To be done:
Write down every entry below once more, exactly.

Input for this task:
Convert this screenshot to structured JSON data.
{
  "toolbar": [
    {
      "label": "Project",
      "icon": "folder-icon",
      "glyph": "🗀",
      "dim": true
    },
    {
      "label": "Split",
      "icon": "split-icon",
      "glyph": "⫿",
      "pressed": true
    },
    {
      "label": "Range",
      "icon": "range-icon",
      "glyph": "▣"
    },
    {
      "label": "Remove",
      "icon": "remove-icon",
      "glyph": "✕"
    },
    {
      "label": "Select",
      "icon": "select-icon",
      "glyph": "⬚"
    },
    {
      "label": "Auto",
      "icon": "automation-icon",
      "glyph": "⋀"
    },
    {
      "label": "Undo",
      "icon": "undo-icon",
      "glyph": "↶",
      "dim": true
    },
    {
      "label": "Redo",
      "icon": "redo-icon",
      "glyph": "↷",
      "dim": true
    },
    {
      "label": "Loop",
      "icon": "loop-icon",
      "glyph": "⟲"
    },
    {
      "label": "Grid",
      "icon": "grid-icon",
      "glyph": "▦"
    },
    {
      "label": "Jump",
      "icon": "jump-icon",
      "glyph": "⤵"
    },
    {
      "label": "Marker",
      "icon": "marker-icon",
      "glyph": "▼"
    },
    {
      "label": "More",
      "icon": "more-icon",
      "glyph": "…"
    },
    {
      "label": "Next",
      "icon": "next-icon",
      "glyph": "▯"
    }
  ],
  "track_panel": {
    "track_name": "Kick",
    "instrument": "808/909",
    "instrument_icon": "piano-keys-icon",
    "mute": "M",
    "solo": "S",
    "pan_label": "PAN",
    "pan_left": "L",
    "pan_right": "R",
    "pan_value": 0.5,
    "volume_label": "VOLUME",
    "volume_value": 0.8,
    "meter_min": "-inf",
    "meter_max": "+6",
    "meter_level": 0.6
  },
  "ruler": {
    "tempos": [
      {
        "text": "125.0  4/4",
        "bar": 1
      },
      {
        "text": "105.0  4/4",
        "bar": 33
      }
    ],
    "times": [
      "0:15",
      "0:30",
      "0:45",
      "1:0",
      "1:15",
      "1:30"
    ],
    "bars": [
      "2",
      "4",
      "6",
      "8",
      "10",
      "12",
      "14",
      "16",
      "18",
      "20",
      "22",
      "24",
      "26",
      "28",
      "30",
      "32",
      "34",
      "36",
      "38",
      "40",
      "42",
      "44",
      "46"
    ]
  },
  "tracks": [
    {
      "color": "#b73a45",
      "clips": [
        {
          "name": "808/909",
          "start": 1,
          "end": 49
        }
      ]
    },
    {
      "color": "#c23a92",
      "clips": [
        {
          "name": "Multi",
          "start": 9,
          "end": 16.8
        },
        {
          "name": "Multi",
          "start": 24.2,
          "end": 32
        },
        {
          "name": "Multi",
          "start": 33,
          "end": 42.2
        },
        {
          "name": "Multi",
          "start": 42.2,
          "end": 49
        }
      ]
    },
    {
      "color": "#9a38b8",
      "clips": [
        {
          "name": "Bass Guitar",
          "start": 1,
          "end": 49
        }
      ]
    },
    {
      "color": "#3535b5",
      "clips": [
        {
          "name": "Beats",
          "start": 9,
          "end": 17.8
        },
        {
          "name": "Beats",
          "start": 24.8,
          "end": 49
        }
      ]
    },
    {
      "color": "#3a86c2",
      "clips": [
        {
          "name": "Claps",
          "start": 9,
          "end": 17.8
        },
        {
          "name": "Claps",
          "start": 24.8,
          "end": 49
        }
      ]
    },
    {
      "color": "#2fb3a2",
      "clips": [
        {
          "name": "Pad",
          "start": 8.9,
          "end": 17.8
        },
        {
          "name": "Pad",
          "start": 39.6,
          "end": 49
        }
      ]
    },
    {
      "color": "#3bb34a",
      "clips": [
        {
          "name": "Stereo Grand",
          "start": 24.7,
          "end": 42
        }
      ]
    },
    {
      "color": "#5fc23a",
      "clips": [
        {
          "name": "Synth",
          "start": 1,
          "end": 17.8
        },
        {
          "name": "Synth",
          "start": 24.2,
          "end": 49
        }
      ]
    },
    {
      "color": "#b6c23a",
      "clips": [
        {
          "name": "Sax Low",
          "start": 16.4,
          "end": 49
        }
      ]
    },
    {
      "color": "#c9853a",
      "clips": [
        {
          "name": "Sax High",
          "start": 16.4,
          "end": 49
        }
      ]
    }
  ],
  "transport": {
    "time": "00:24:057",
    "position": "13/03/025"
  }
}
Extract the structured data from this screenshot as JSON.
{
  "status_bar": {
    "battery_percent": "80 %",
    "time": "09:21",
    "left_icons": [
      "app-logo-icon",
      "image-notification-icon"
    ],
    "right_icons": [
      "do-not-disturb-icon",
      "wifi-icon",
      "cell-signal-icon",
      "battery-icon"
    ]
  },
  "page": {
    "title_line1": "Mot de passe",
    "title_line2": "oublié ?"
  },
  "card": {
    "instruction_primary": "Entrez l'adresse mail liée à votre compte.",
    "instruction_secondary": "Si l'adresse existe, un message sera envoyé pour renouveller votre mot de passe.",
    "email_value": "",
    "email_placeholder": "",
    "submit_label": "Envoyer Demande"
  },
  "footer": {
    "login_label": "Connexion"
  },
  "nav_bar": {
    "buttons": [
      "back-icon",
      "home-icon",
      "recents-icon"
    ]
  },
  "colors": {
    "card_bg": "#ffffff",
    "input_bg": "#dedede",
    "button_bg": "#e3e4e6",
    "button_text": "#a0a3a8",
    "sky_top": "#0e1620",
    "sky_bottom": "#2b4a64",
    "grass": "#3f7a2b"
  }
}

Full output:
Convert this screenshot to structured JSON data.
{
  "toolbar": [
    {
      "label": "Project",
      "icon": "folder-icon",
      "glyph": "🗀",
      "dim": true
    },
    {
      "label": "Split",
      "icon": "split-icon",
      "glyph": "⫿",
      "pressed": true
    },
    {
      "label": "Range",
      "icon": "range-icon",
      "glyph": "▣"
    },
    {
      "label": "Remove",
      "icon": "remove-icon",
      "glyph": "✕"
    },
    {
      "label": "Select",
      "icon": "select-icon",
      "glyph": "⬚"
    },
    {
      "label": "Auto",
      "icon": "automation-icon",
      "glyph": "⋀"
    },
    {
      "label": "Undo",
      "icon": "undo-icon",
      "glyph": "↶",
      "dim": true
    },
    {
      "label": "Redo",
      "icon": "redo-icon",
      "glyph": "↷",
      "dim": true
    },
    {
      "label": "Loop",
      "icon": "loop-icon",
      "glyph": "⟲"
    },
    {
      "label": "Grid",
      "icon": "grid-icon",
      "glyph": "▦"
    },
    {
      "label": "Jump",
      "icon": "jump-icon",
      "glyph": "⤵"
    },
    {
      "label": "Marker",
      "icon": "marker-icon",
      "glyph": "▼"
    },
    {
      "label": "More",
      "icon": "more-icon",
      "glyph": "…"
    },
    {
      "label": "Next",
      "icon": "next-icon",
      "glyph": "▯"
    }
  ],
  "track_panel": {
    "track_name": "Kick",
    "instrument": "808/909",
    "instrument_icon": "piano-keys-icon",
    "mute": "M",
    "solo": "S",
    "pan_label": "PAN",
    "pan_left": "L",
    "pan_right": "R",
    "pan_value": 0.5,
    "volume_label": "VOLUME",
    "volume_value": 0.8,
    "meter_min": "-inf",
    "meter_max": "+6",
    "meter_level": 0.6
  },
  "ruler": {
    "tempos": [
      {
        "text": "125.0  4/4",
        "bar": 1
      },
      {
        "text": "105.0  4/4",
        "bar": 33
      }
    ],
    "times": [
      "0:15",
      "0:30",
      "0:45",
      "1:0",
      "1:15",
      "1:30"
    ],
    "bars": [
      "2",
      "4",
      "6",
      "8",
      "10",
      "12",
      "14",
      "16",
      "18",
      "20",
      "22",
      "24",
      "26",
      "28",
      "30",
      "32",
      "34",
      "36",
      "38",
      "40",
      "42",
      "44",
      "46"
    ]
  },
  "tracks": [
    {
      "color": "#b73a45",
      "clips": [
        {
          "name": "808/909",
          "start": 1,
          "end": 49
        }
      ]
    },
    {
      "color": "#c23a92",
      "clips": [
        {
          "name": "Multi",
          "start": 9,
          "end": 16.8
        },
        {
          "name": "Multi",
          "start": 24.2,
          "end": 32
        },
        {
          "name": "Multi",
          "start": 33,
          "end": 42.2
        },
        {
          "name": "Multi",
          "start": 42.2,
          "end": 49
        }
      ]
    },
    {
      "color": "#9a38b8",
      "clips": [
        {
          "name": "Bass Guitar",
          "start": 1,
          "end": 49
        }
      ]
    },
    {
      "color": "#3535b5",
      "clips": [
        {
          "name": "Beats",
          "start": 9,
          "end": 17.8
        },
        {
          "name": "Beats",
          "start": 24.8,
          "end": 49
        }
      ]
    },
    {
      "color": "#3a86c2",
      "clips": [
        {
          "name": "Claps",
          "start": 9,
          "end": 17.8
        },
        {
          "name": "Claps",
          "start": 24.8,
          "end": 49
        }
      ]
    },
    {
      "color": "#2fb3a2",
      "clips": [
        {
          "name": "Pad",
          "start": 8.9,
          "end": 17.8
        },
        {
          "name": "Pad",
          "start": 39.6,
          "end": 49
        }
      ]
    },
    {
      "color": "#3bb34a",
      "clips": [
        {
          "name": "Stereo Grand",
          "start": 24.7,
          "end": 42
        }
      ]
    },
    {
      "color": "#5fc23a",
      "clips": [
        {
          "name": "Synth",
          "start": 1,
          "end": 17.8
        },
        {
          "name": "Synth",
          "start": 24.2,
          "end": 49
        }
      ]
    },
    {
      "color": "#b6c23a",
      "clips": [
        {
          "name": "Sax Low",
          "start": 16.4,
          "end": 49
        }
      ]
    },
    {
      "color": "#c9853a",
      "clips": [
        {
          "name": "Sax High",
          "start": 16.4,
          "end": 49
        }
      ]
    }
  ],
  "transport": {
    "time": "00:24:057",
    "position": "13/03/025"
  }
}
Extract the structured data from this screenshot as JSON.
{
  "status_bar": {
    "battery_percent": "80 %",
    "time": "09:21",
    "left_icons": [
      "app-logo-icon",
      "image-notification-icon"
    ],
    "right_icons": [
      "do-not-disturb-icon",
      "wifi-icon",
      "cell-signal-icon",
      "battery-icon"
    ]
  },
  "page": {
    "title_line1": "Mot de passe",
    "title_line2": "oublié ?"
  },
  "card": {
    "instruction_primary": "Entrez l'adresse mail liée à votre compte.",
    "instruction_secondary": "Si l'adresse existe, un message sera envoyé pour renouveller votre mot de passe.",
    "email_value": "",
    "email_placeholder": "",
    "submit_label": "Envoyer Demande"
  },
  "footer": {
    "login_label": "Connexion"
  },
  "nav_bar": {
    "buttons": [
      "back-icon",
      "home-icon",
      "recents-icon"
    ]
  },
  "colors": {
    "card_bg": "#ffffff",
    "input_bg": "#dedede",
    "button_bg": "#e3e4e6",
    "button_text": "#a0a3a8",
    "sky_top": "#0e1620",
    "sky_bottom": "#2b4a64",
    "grass": "#3f7a2b"
  }
}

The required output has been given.